- _Task instructions_: Reproduce all of the data exactly, with no line skipped.

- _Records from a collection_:
══════════
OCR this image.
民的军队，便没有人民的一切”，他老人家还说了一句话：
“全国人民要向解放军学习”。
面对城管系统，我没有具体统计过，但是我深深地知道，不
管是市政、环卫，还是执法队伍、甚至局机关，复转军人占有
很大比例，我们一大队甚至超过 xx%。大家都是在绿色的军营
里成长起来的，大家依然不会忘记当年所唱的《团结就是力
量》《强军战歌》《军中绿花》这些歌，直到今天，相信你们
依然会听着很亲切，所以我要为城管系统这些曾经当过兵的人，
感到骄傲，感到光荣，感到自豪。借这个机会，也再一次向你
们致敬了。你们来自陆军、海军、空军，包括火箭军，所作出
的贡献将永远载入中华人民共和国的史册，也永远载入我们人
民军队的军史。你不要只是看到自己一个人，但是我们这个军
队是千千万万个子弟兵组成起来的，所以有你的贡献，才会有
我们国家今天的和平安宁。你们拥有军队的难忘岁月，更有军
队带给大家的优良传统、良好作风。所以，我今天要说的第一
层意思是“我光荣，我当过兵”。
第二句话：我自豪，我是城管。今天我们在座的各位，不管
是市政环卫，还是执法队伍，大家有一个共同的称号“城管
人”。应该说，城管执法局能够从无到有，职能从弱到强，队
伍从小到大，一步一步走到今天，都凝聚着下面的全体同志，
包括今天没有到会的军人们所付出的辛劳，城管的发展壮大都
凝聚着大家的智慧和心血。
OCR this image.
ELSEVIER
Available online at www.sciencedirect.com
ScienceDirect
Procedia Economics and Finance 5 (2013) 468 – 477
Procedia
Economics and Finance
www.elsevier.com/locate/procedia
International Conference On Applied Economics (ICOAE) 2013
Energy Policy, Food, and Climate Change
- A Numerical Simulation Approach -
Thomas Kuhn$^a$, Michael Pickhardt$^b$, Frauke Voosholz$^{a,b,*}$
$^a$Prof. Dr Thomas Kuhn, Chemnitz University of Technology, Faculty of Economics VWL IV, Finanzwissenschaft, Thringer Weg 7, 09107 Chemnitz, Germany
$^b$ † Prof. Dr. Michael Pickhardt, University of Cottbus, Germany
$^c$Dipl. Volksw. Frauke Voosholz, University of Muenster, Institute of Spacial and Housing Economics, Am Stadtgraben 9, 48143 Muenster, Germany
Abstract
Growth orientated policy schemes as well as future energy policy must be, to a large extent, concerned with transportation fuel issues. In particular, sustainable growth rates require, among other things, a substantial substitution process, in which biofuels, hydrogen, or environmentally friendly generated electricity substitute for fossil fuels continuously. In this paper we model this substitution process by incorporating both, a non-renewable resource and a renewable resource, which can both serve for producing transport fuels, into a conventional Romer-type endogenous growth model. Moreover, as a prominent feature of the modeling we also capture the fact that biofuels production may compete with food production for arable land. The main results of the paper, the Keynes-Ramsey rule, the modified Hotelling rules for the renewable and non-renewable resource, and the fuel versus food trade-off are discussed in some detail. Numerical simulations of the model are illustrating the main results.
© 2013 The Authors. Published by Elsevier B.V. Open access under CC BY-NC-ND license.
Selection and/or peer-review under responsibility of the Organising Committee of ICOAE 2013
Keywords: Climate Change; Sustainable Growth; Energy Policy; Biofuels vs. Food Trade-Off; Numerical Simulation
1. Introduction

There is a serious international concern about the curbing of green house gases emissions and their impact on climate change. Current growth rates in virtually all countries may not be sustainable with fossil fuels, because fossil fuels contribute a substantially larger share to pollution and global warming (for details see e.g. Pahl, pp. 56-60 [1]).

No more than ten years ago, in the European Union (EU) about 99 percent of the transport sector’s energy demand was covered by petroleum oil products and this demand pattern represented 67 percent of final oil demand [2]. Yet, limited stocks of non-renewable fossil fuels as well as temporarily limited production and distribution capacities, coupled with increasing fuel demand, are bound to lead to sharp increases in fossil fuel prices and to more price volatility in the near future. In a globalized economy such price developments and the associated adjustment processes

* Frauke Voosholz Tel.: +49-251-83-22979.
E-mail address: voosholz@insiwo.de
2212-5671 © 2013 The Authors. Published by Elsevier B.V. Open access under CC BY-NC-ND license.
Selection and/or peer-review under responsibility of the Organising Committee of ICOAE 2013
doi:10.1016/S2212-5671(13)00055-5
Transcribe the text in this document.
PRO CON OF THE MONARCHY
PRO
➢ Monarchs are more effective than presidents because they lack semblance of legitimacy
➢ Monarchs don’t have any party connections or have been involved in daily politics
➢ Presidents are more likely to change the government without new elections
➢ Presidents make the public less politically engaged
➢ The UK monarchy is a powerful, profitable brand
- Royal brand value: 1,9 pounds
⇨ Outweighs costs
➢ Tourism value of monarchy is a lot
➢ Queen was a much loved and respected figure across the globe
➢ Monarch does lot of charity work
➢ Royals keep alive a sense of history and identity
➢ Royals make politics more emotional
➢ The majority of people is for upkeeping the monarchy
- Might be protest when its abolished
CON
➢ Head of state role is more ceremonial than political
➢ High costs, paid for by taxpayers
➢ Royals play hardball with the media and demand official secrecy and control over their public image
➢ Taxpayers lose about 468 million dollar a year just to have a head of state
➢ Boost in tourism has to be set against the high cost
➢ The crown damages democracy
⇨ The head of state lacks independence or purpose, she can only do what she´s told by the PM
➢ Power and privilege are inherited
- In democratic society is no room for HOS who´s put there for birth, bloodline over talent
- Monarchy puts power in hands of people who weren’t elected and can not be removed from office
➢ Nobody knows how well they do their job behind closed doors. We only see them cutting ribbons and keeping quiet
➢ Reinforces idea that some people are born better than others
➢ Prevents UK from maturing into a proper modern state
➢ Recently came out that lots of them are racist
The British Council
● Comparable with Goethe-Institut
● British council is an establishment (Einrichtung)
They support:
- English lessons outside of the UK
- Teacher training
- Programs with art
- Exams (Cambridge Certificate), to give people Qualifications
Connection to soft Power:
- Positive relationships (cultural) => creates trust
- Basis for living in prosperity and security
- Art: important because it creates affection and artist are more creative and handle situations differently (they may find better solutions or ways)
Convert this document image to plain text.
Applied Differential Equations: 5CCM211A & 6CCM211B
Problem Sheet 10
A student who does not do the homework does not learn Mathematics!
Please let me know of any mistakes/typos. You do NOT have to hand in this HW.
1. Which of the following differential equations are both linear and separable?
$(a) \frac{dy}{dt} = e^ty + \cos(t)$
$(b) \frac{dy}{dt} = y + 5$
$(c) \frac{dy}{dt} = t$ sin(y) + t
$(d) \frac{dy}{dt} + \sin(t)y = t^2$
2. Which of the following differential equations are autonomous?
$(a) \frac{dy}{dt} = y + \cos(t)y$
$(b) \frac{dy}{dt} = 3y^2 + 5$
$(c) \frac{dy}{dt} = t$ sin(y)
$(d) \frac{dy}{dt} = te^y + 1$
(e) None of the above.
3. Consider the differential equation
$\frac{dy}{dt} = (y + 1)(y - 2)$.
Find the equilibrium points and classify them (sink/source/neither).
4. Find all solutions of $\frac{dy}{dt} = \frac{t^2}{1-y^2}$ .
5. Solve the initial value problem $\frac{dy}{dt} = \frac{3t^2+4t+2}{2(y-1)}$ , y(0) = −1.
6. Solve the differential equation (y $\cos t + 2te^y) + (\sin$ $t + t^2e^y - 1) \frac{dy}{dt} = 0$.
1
══════════
- _Reply to the task_:
OCR this image.
民的军队，便没有人民的一切”，他老人家还说了一句话：
“全国人民要向解放军学习”。
面对城管系统，我没有具体统计过，但是我深深地知道，不
管是市政、环卫，还是执法队伍、甚至局机关，复转军人占有
很大比例，我们一大队甚至超过 xx%。大家都是在绿色的军营
里成长起来的，大家依然不会忘记当年所唱的《团结就是力
量》《强军战歌》《军中绿花》这些歌，直到今天，相信你们
依然会听着很亲切，所以我要为城管系统这些曾经当过兵的人，
感到骄傲，感到光荣，感到自豪。借这个机会，也再一次向你
们致敬了。你们来自陆军、海军、空军，包括火箭军，所作出
的贡献将永远载入中华人民共和国的史册，也永远载入我们人
民军队的军史。你不要只是看到自己一个人，但是我们这个军
队是千千万万个子弟兵组成起来的，所以有你的贡献，才会有
我们国家今天的和平安宁。你们拥有军队的难忘岁月，更有军
队带给大家的优良传统、良好作风。所以，我今天要说的第一
层意思是“我光荣，我当过兵”。
第二句话：我自豪，我是城管。今天我们在座的各位，不管
是市政环卫，还是执法队伍，大家有一个共同的称号“城管
人”。应该说，城管执法局能够从无到有，职能从弱到强，队
伍从小到大，一步一步走到今天，都凝聚着下面的全体同志，
包括今天没有到会的军人们所付出的辛劳，城管的发展壮大都
凝聚着大家的智慧和心血。
OCR this image.
ELSEVIER
Available online at www.sciencedirect.com
ScienceDirect
Procedia Economics and Finance 5 (2013) 468 – 477
Procedia
Economics and Finance
www.elsevier.com/locate/procedia
International Conference On Applied Economics (ICOAE) 2013
Energy Policy, Food, and Climate Change
- A Numerical Simulation Approach -
Thomas Kuhn$^a$, Michael Pickhardt$^b$, Frauke Voosholz$^{a,b,*}$
$^a$Prof. Dr Thomas Kuhn, Chemnitz University of Technology, Faculty of Economics VWL IV, Finanzwissenschaft, Thringer Weg 7, 09107 Chemnitz, Germany
$^b$ † Prof. Dr. Michael Pickhardt, University of Cottbus, Germany
$^c$Dipl. Volksw. Frauke Voosholz, University of Muenster, Institute of Spacial and Housing Economics, Am Stadtgraben 9, 48143 Muenster, Germany
Abstract
Growth orientated policy schemes as well as future energy policy must be, to a large extent, concerned with transportation fuel issues. In particular, sustainable growth rates require, among other things, a substantial substitution process, in which biofuels, hydrogen, or environmentally friendly generated electricity substitute for fossil fuels continuously. In this paper we model this substitution process by incorporating both, a non-renewable resource and a renewable resource, which can both serve for producing transport fuels, into a conventional Romer-type endogenous growth model. Moreover, as a prominent feature of the modeling we also capture the fact that biofuels production may compete with food production for arable land. The main results of the paper, the Keynes-Ramsey rule, the modified Hotelling rules for the renewable and non-renewable resource, and the fuel versus food trade-off are discussed in some detail. Numerical simulations of the model are illustrating the main results.
© 2013 The Authors. Published by Elsevier B.V. Open access under CC BY-NC-ND license.
Selection and/or peer-review under responsibility of the Organising Committee of ICOAE 2013
Keywords: Climate Change; Sustainable Growth; Energy Policy; Biofuels vs. Food Trade-Off; Numerical Simulation
1. Introduction

There is a serious international concern about the curbing of green house gases emissions and their impact on climate change. Current growth rates in virtually all countries may not be sustainable with fossil fuels, because fossil fuels contribute a substantially larger share to pollution and global warming (for details see e.g. Pahl, pp. 56-60 [1]).

No more than ten years ago, in the European Union (EU) about 99 percent of the transport sector’s energy demand was covered by petroleum oil products and this demand pattern represented 67 percent of final oil demand [2]. Yet, limited stocks of non-renewable fossil fuels as well as temporarily limited production and distribution capacities, coupled with increasing fuel demand, are bound to lead to sharp increases in fossil fuel prices and to more price volatility in the near future. In a globalized economy such price developments and the associated adjustment processes

* Frauke Voosholz Tel.: +49-251-83-22979.
E-mail address: voosholz@insiwo.de
2212-5671 © 2013 The Authors. Published by Elsevier B.V. Open access under CC BY-NC-ND license.
Selection and/or peer-review under responsibility of the Organising Committee of ICOAE 2013
doi:10.1016/S2212-5671(13)00055-5
Transcribe the text in this document.
PRO CON OF THE MONARCHY
PRO
➢ Monarchs are more effective than presidents because they lack semblance of legitimacy
➢ Monarchs don’t have any party connections or have been involved in daily politics
➢ Presidents are more likely to change the government without new elections
➢ Presidents make the public less politically engaged
➢ The UK monarchy is a powerful, profitable brand
- Royal brand value: 1,9 pounds
⇨ Outweighs costs
➢ Tourism value of monarchy is a lot
➢ Queen was a much loved and respected figure across the globe
➢ Monarch does lot of charity work
➢ Royals keep alive a sense of history and identity
➢ Royals make politics more emotional
➢ The majority of people is for upkeeping the monarchy
- Might be protest when its abolished
CON
➢ Head of state role is more ceremonial than political
➢ High costs, paid for by taxpayers
➢ Royals play hardball with the media and demand official secrecy and control over their public image
➢ Taxpayers lose about 468 million dollar a year just to have a head of state
➢ Boost in tourism has to be set against the high cost
➢ The crown damages democracy
⇨ The head of state lacks independence or purpose, she can only do what she´s told by the PM
➢ Power and privilege are inherited
- In democratic society is no room for HOS who´s put there for birth, bloodline over talent
- Monarchy puts power in hands of people who weren’t elected and can not be removed from office
➢ Nobody knows how well they do their job behind closed doors. We only see them cutting ribbons and keeping quiet
➢ Reinforces idea that some people are born better than others
➢ Prevents UK from maturing into a proper modern state
➢ Recently came out that lots of them are racist
The British Council
● Comparable with Goethe-Institut
● British council is an establishment (Einrichtung)
They support:
- English lessons outside of the UK
- Teacher training
- Programs with art
- Exams (Cambridge Certificate), to give people Qualifications
Connection to soft Power:
- Positive relationships (cultural) => creates trust
- Basis for living in prosperity and security
- Art: important because it creates affection and artist are more creative and handle situations differently (they may find better solutions or ways)
Convert this document image to plain text.
Applied Differential Equations: 5CCM211A & 6CCM211B
Problem Sheet 10
A student who does not do the homework does not learn Mathematics!
Please let me know of any mistakes/typos. You do NOT have to hand in this HW.
1. Which of the following differential equations are both linear and separable?
$(a) \frac{dy}{dt} = e^ty + \cos(t)$
$(b) \frac{dy}{dt} = y + 5$
$(c) \frac{dy}{dt} = t$ sin(y) + t
$(d) \frac{dy}{dt} + \sin(t)y = t^2$
2. Which of the following differential equations are autonomous?
$(a) \frac{dy}{dt} = y + \cos(t)y$
$(b) \frac{dy}{dt} = 3y^2 + 5$
$(c) \frac{dy}{dt} = t$ sin(y)
$(d) \frac{dy}{dt} = te^y + 1$
(e) None of the above.
3. Consider the differential equation
$\frac{dy}{dt} = (y + 1)(y - 2)$.
Find the equilibrium points and classify them (sink/source/neither).
4. Find all solutions of $\frac{dy}{dt} = \frac{t^2}{1-y^2}$ .
5. Solve the initial value problem $\frac{dy}{dt} = \frac{3t^2+4t+2}{2(y-1)}$ , y(0) = −1.
6. Solve the differential equation (y $\cos t + 2te^y) + (\sin$ $t + t^2e^y - 1) \frac{dy}{dt} = 0$.
1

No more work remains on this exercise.